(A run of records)

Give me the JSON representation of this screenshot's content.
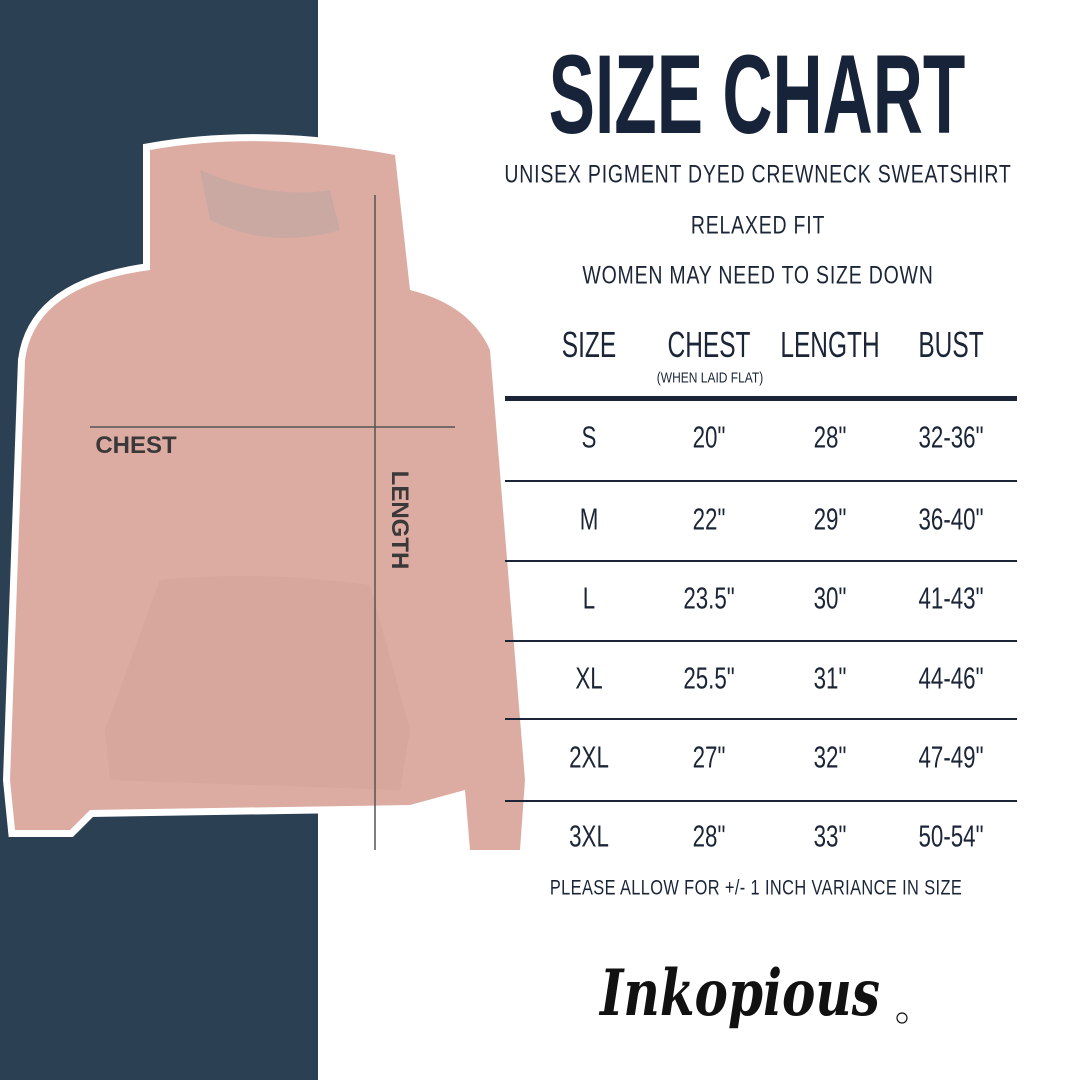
{
  "title": "SIZE CHART",
  "subtitle_lines": [
    "UNISEX PIGMENT DYED CREWNECK SWEATSHIRT",
    "RELAXED FIT",
    "WOMEN MAY NEED TO SIZE DOWN"
  ],
  "image_labels": {
    "chest": "CHEST",
    "length": "LENGTH"
  },
  "table": {
    "headers": [
      "SIZE",
      "CHEST",
      "LENGTH",
      "BUST"
    ],
    "chest_note": "(WHEN LAID FLAT)",
    "rows": [
      [
        "S",
        "20\"",
        "28\"",
        "32-36\""
      ],
      [
        "M",
        "22\"",
        "29\"",
        "36-40\""
      ],
      [
        "L",
        "23.5\"",
        "30\"",
        "41-43\""
      ],
      [
        "XL",
        "25.5\"",
        "31\"",
        "44-46\""
      ],
      [
        "2XL",
        "27\"",
        "32\"",
        "47-49\""
      ],
      [
        "3XL",
        "28\"",
        "33\"",
        "50-54\""
      ]
    ]
  },
  "note": "PLEASE ALLOW FOR +/- 1 INCH VARIANCE IN SIZE",
  "logo": "Inkopious",
  "colors": {
    "panel": "#2c4054",
    "text": "#1b2537",
    "garment": "#dcaca3"
  }
}
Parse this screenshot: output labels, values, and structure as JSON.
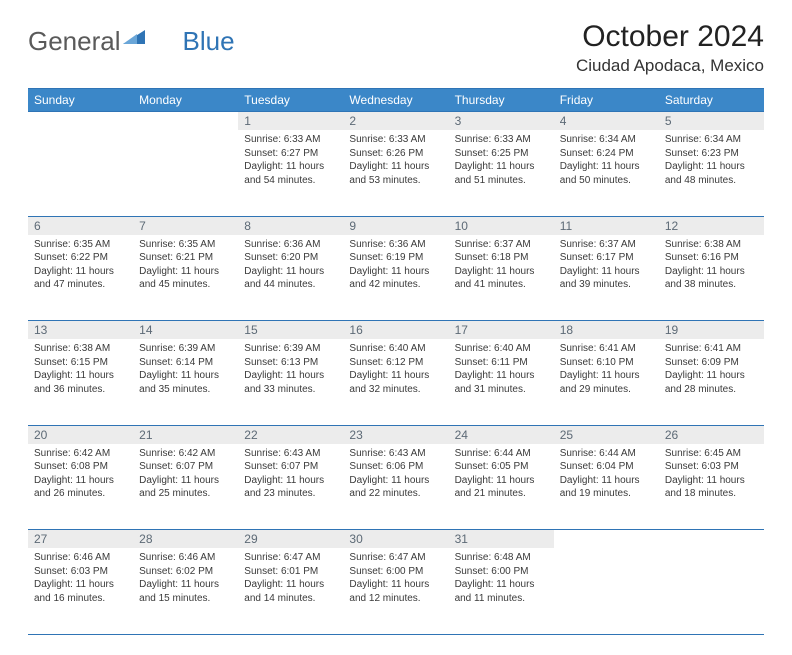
{
  "logo": {
    "text1": "General",
    "text2": "Blue"
  },
  "title": "October 2024",
  "location": "Ciudad Apodaca, Mexico",
  "colors": {
    "header_bg": "#3b87c8",
    "rule": "#2f74b5",
    "daynum_bg": "#ececec",
    "daynum_color": "#5d6a76"
  },
  "fonts": {
    "title_size": 30,
    "location_size": 17,
    "header_size": 12,
    "body_size": 10
  },
  "weekdays": [
    "Sunday",
    "Monday",
    "Tuesday",
    "Wednesday",
    "Thursday",
    "Friday",
    "Saturday"
  ],
  "weeks": [
    [
      null,
      null,
      {
        "n": "1",
        "sr": "6:33 AM",
        "ss": "6:27 PM",
        "dl": "11 hours and 54 minutes."
      },
      {
        "n": "2",
        "sr": "6:33 AM",
        "ss": "6:26 PM",
        "dl": "11 hours and 53 minutes."
      },
      {
        "n": "3",
        "sr": "6:33 AM",
        "ss": "6:25 PM",
        "dl": "11 hours and 51 minutes."
      },
      {
        "n": "4",
        "sr": "6:34 AM",
        "ss": "6:24 PM",
        "dl": "11 hours and 50 minutes."
      },
      {
        "n": "5",
        "sr": "6:34 AM",
        "ss": "6:23 PM",
        "dl": "11 hours and 48 minutes."
      }
    ],
    [
      {
        "n": "6",
        "sr": "6:35 AM",
        "ss": "6:22 PM",
        "dl": "11 hours and 47 minutes."
      },
      {
        "n": "7",
        "sr": "6:35 AM",
        "ss": "6:21 PM",
        "dl": "11 hours and 45 minutes."
      },
      {
        "n": "8",
        "sr": "6:36 AM",
        "ss": "6:20 PM",
        "dl": "11 hours and 44 minutes."
      },
      {
        "n": "9",
        "sr": "6:36 AM",
        "ss": "6:19 PM",
        "dl": "11 hours and 42 minutes."
      },
      {
        "n": "10",
        "sr": "6:37 AM",
        "ss": "6:18 PM",
        "dl": "11 hours and 41 minutes."
      },
      {
        "n": "11",
        "sr": "6:37 AM",
        "ss": "6:17 PM",
        "dl": "11 hours and 39 minutes."
      },
      {
        "n": "12",
        "sr": "6:38 AM",
        "ss": "6:16 PM",
        "dl": "11 hours and 38 minutes."
      }
    ],
    [
      {
        "n": "13",
        "sr": "6:38 AM",
        "ss": "6:15 PM",
        "dl": "11 hours and 36 minutes."
      },
      {
        "n": "14",
        "sr": "6:39 AM",
        "ss": "6:14 PM",
        "dl": "11 hours and 35 minutes."
      },
      {
        "n": "15",
        "sr": "6:39 AM",
        "ss": "6:13 PM",
        "dl": "11 hours and 33 minutes."
      },
      {
        "n": "16",
        "sr": "6:40 AM",
        "ss": "6:12 PM",
        "dl": "11 hours and 32 minutes."
      },
      {
        "n": "17",
        "sr": "6:40 AM",
        "ss": "6:11 PM",
        "dl": "11 hours and 31 minutes."
      },
      {
        "n": "18",
        "sr": "6:41 AM",
        "ss": "6:10 PM",
        "dl": "11 hours and 29 minutes."
      },
      {
        "n": "19",
        "sr": "6:41 AM",
        "ss": "6:09 PM",
        "dl": "11 hours and 28 minutes."
      }
    ],
    [
      {
        "n": "20",
        "sr": "6:42 AM",
        "ss": "6:08 PM",
        "dl": "11 hours and 26 minutes."
      },
      {
        "n": "21",
        "sr": "6:42 AM",
        "ss": "6:07 PM",
        "dl": "11 hours and 25 minutes."
      },
      {
        "n": "22",
        "sr": "6:43 AM",
        "ss": "6:07 PM",
        "dl": "11 hours and 23 minutes."
      },
      {
        "n": "23",
        "sr": "6:43 AM",
        "ss": "6:06 PM",
        "dl": "11 hours and 22 minutes."
      },
      {
        "n": "24",
        "sr": "6:44 AM",
        "ss": "6:05 PM",
        "dl": "11 hours and 21 minutes."
      },
      {
        "n": "25",
        "sr": "6:44 AM",
        "ss": "6:04 PM",
        "dl": "11 hours and 19 minutes."
      },
      {
        "n": "26",
        "sr": "6:45 AM",
        "ss": "6:03 PM",
        "dl": "11 hours and 18 minutes."
      }
    ],
    [
      {
        "n": "27",
        "sr": "6:46 AM",
        "ss": "6:03 PM",
        "dl": "11 hours and 16 minutes."
      },
      {
        "n": "28",
        "sr": "6:46 AM",
        "ss": "6:02 PM",
        "dl": "11 hours and 15 minutes."
      },
      {
        "n": "29",
        "sr": "6:47 AM",
        "ss": "6:01 PM",
        "dl": "11 hours and 14 minutes."
      },
      {
        "n": "30",
        "sr": "6:47 AM",
        "ss": "6:00 PM",
        "dl": "11 hours and 12 minutes."
      },
      {
        "n": "31",
        "sr": "6:48 AM",
        "ss": "6:00 PM",
        "dl": "11 hours and 11 minutes."
      },
      null,
      null
    ]
  ],
  "labels": {
    "sunrise": "Sunrise:",
    "sunset": "Sunset:",
    "daylight": "Daylight:"
  }
}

GIVEN INSTRUCTION: Produce an exact copy of each line of data, skipping embedded images.

SOLUTION BELOW:
Give me the JSON representation of this screenshot's content.
{
  "title": "SIZE CHART",
  "subtitle_lines": [
    "UNISEX PIGMENT DYED CREWNECK SWEATSHIRT",
    "RELAXED FIT",
    "WOMEN MAY NEED TO SIZE DOWN"
  ],
  "image_labels": {
    "chest": "CHEST",
    "length": "LENGTH"
  },
  "table": {
    "headers": [
      "SIZE",
      "CHEST",
      "LENGTH",
      "BUST"
    ],
    "chest_note": "(WHEN LAID FLAT)",
    "rows": [
      [
        "S",
        "20\"",
        "28\"",
        "32-36\""
      ],
      [
        "M",
        "22\"",
        "29\"",
        "36-40\""
      ],
      [
        "L",
        "23.5\"",
        "30\"",
        "41-43\""
      ],
      [
        "XL",
        "25.5\"",
        "31\"",
        "44-46\""
      ],
      [
        "2XL",
        "27\"",
        "32\"",
        "47-49\""
      ],
      [
        "3XL",
        "28\"",
        "33\"",
        "50-54\""
      ]
    ]
  },
  "note": "PLEASE ALLOW FOR +/- 1 INCH VARIANCE IN SIZE",
  "logo": "Inkopious",
  "colors": {
    "panel": "#2c4054",
    "text": "#1b2537",
    "garment": "#dcaca3"
  }
}
Parse this screenshot: output labels, values, and structure as JSON.
{
  "logo": {
    "text1": "General",
    "text2": "Blue"
  },
  "title": "October 2024",
  "location": "Ciudad Apodaca, Mexico",
  "colors": {
    "header_bg": "#3b87c8",
    "rule": "#2f74b5",
    "daynum_bg": "#ececec",
    "daynum_color": "#5d6a76"
  },
  "fonts": {
    "title_size": 30,
    "location_size": 17,
    "header_size": 12,
    "body_size": 10
  },
  "weekdays": [
    "Sunday",
    "Monday",
    "Tuesday",
    "Wednesday",
    "Thursday",
    "Friday",
    "Saturday"
  ],
  "weeks": [
    [
      null,
      null,
      {
        "n": "1",
        "sr": "6:33 AM",
        "ss": "6:27 PM",
        "dl": "11 hours and 54 minutes."
      },
      {
        "n": "2",
        "sr": "6:33 AM",
        "ss": "6:26 PM",
        "dl": "11 hours and 53 minutes."
      },
      {
        "n": "3",
        "sr": "6:33 AM",
        "ss": "6:25 PM",
        "dl": "11 hours and 51 minutes."
      },
      {
        "n": "4",
        "sr": "6:34 AM",
        "ss": "6:24 PM",
        "dl": "11 hours and 50 minutes."
      },
      {
        "n": "5",
        "sr": "6:34 AM",
        "ss": "6:23 PM",
        "dl": "11 hours and 48 minutes."
      }
    ],
    [
      {
        "n": "6",
        "sr": "6:35 AM",
        "ss": "6:22 PM",
        "dl": "11 hours and 47 minutes."
      },
      {
        "n": "7",
        "sr": "6:35 AM",
        "ss": "6:21 PM",
        "dl": "11 hours and 45 minutes."
      },
      {
        "n": "8",
        "sr": "6:36 AM",
        "ss": "6:20 PM",
        "dl": "11 hours and 44 minutes."
      },
      {
        "n": "9",
        "sr": "6:36 AM",
        "ss": "6:19 PM",
        "dl": "11 hours and 42 minutes."
      },
      {
        "n": "10",
        "sr": "6:37 AM",
        "ss": "6:18 PM",
        "dl": "11 hours and 41 minutes."
      },
      {
        "n": "11",
        "sr": "6:37 AM",
        "ss": "6:17 PM",
        "dl": "11 hours and 39 minutes."
      },
      {
        "n": "12",
        "sr": "6:38 AM",
        "ss": "6:16 PM",
        "dl": "11 hours and 38 minutes."
      }
    ],
    [
      {
        "n": "13",
        "sr": "6:38 AM",
        "ss": "6:15 PM",
        "dl": "11 hours and 36 minutes."
      },
      {
        "n": "14",
        "sr": "6:39 AM",
        "ss": "6:14 PM",
        "dl": "11 hours and 35 minutes."
      },
      {
        "n": "15",
        "sr": "6:39 AM",
        "ss": "6:13 PM",
        "dl": "11 hours and 33 minutes."
      },
      {
        "n": "16",
        "sr": "6:40 AM",
        "ss": "6:12 PM",
        "dl": "11 hours and 32 minutes."
      },
      {
        "n": "17",
        "sr": "6:40 AM",
        "ss": "6:11 PM",
        "dl": "11 hours and 31 minutes."
      },
      {
        "n": "18",
        "sr": "6:41 AM",
        "ss": "6:10 PM",
        "dl": "11 hours and 29 minutes."
      },
      {
        "n": "19",
        "sr": "6:41 AM",
        "ss": "6:09 PM",
        "dl": "11 hours and 28 minutes."
      }
    ],
    [
      {
        "n": "20",
        "sr": "6:42 AM",
        "ss": "6:08 PM",
        "dl": "11 hours and 26 minutes."
      },
      {
        "n": "21",
        "sr": "6:42 AM",
        "ss": "6:07 PM",
        "dl": "11 hours and 25 minutes."
      },
      {
        "n": "22",
        "sr": "6:43 AM",
        "ss": "6:07 PM",
        "dl": "11 hours and 23 minutes."
      },
      {
        "n": "23",
        "sr": "6:43 AM",
        "ss": "6:06 PM",
        "dl": "11 hours and 22 minutes."
      },
      {
        "n": "24",
        "sr": "6:44 AM",
        "ss": "6:05 PM",
        "dl": "11 hours and 21 minutes."
      },
      {
        "n": "25",
        "sr": "6:44 AM",
        "ss": "6:04 PM",
        "dl": "11 hours and 19 minutes."
      },
      {
        "n": "26",
        "sr": "6:45 AM",
        "ss": "6:03 PM",
        "dl": "11 hours and 18 minutes."
      }
    ],
    [
      {
        "n": "27",
        "sr": "6:46 AM",
        "ss": "6:03 PM",
        "dl": "11 hours and 16 minutes."
      },
      {
        "n": "28",
        "sr": "6:46 AM",
        "ss": "6:02 PM",
        "dl": "11 hours and 15 minutes."
      },
      {
        "n": "29",
        "sr": "6:47 AM",
        "ss": "6:01 PM",
        "dl": "11 hours and 14 minutes."
      },
      {
        "n": "30",
        "sr": "6:47 AM",
        "ss": "6:00 PM",
        "dl": "11 hours and 12 minutes."
      },
      {
        "n": "31",
        "sr": "6:48 AM",
        "ss": "6:00 PM",
        "dl": "11 hours and 11 minutes."
      },
      null,
      null
    ]
  ],
  "labels": {
    "sunrise": "Sunrise:",
    "sunset": "Sunset:",
    "daylight": "Daylight:"
  }
}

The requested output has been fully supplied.